#### Aim of the exercise:
Count the lines containing "点击完成" in the entries underneath, and state that count without anything else.

── Records for this task

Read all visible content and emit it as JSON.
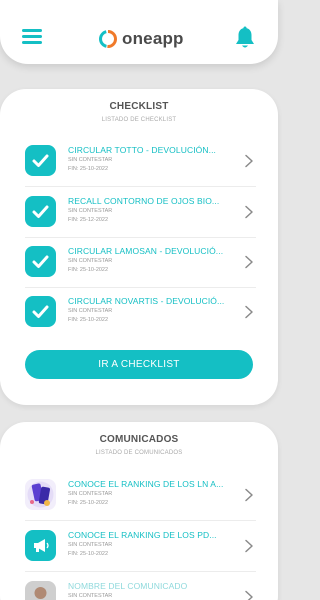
{
  "app": {
    "logo_text": "oneapp"
  },
  "colors": {
    "accent": "#14bfc4",
    "background": "#e6e6e6"
  },
  "header": {
    "menu_icon": "hamburger-menu-icon",
    "notification_icon": "bell-icon"
  },
  "checklist": {
    "title": "CHECKLIST",
    "subtitle": "LISTADO DE CHECKLIST",
    "items": [
      {
        "title": "CIRCULAR TOTTO - DEVOLUCIÓN...",
        "status": "SIN CONTESTAR",
        "date": "FIN: 25-10-2022"
      },
      {
        "title": "RECALL CONTORNO DE OJOS BIO...",
        "status": "SIN CONTESTAR",
        "date": "FIN: 25-12-2022"
      },
      {
        "title": "CIRCULAR LAMOSAN - DEVOLUCIÓ...",
        "status": "SIN CONTESTAR",
        "date": "FIN: 25-10-2022"
      },
      {
        "title": "CIRCULAR NOVARTIS - DEVOLUCIÓ...",
        "status": "SIN CONTESTAR",
        "date": "FIN: 25-10-2022"
      }
    ],
    "button_label": "IR A CHECKLIST"
  },
  "comunicados": {
    "title": "COMUNICADOS",
    "subtitle": "LISTADO DE COMUNICADOS",
    "items": [
      {
        "title": "CONOCE EL RANKING DE LOS LN A...",
        "status": "SIN CONTESTAR",
        "date": "FIN: 25-10-2022",
        "thumb": "ranking-image"
      },
      {
        "title": "CONOCE EL RANKING DE LOS PD...",
        "status": "SIN CONTESTAR",
        "date": "FIN: 25-10-2022",
        "thumb": "megaphone-icon"
      },
      {
        "title": "NOMBRE DEL COMUNICADO",
        "status": "SIN CONTESTAR",
        "date": "",
        "thumb": "person-photo"
      }
    ]
  }
}
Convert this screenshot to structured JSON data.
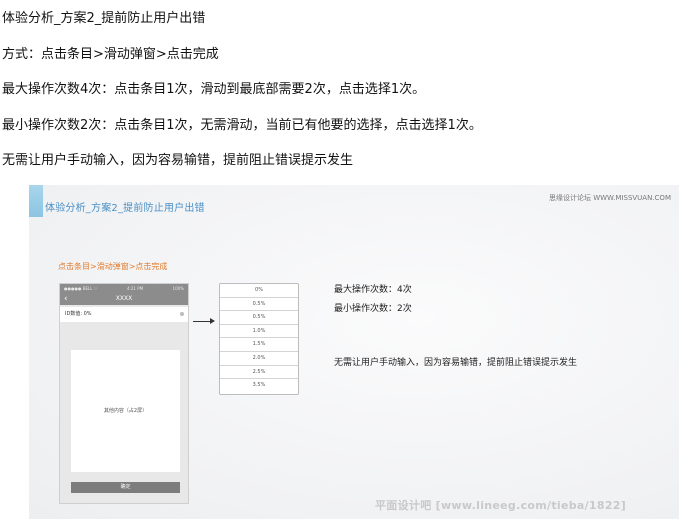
{
  "text_lines": [
    "体验分析_方案2_提前防止用户出错",
    "方式：点击条目>滑动弹窗>点击完成",
    "最大操作次数4次：点击条目1次，滑动到最底部需要2次，点击选择1次。",
    "最小操作次数2次：点击条目1次，无需滑动，当前已有他要的选择，点击选择1次。",
    "无需让用户手动输入，因为容易输错，提前阻止错误提示发生"
  ],
  "slide": {
    "title": "体验分析_方案2_提前防止用户出错",
    "brand": "思缘设计论坛 WWW.MISSVUAN.COM",
    "flow": "点击条目>滑动弹窗>点击完成",
    "phone": {
      "status_left": "●●●●● BELL ⌔",
      "status_time": "4:21 PM",
      "status_right": "100%",
      "nav_title": "XXXX",
      "back_icon": "‹",
      "row_label": "ID数值: 0%",
      "content": "其他内容（占2屏）",
      "button": "确定"
    },
    "picker_items": [
      "0%",
      "0.5%",
      "0.5%",
      "1.0%",
      "1.5%",
      "2.0%",
      "2.5%",
      "3.5%"
    ],
    "stat_max": "最大操作次数：4次",
    "stat_min": "最小操作次数：2次",
    "note": "无需让用户手动输入，因为容易输错，提前阻止错误提示发生"
  },
  "watermark": "平面设计吧 [www.lineeg.com/tieba/1822]"
}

────

#### Answer for this exercise:
2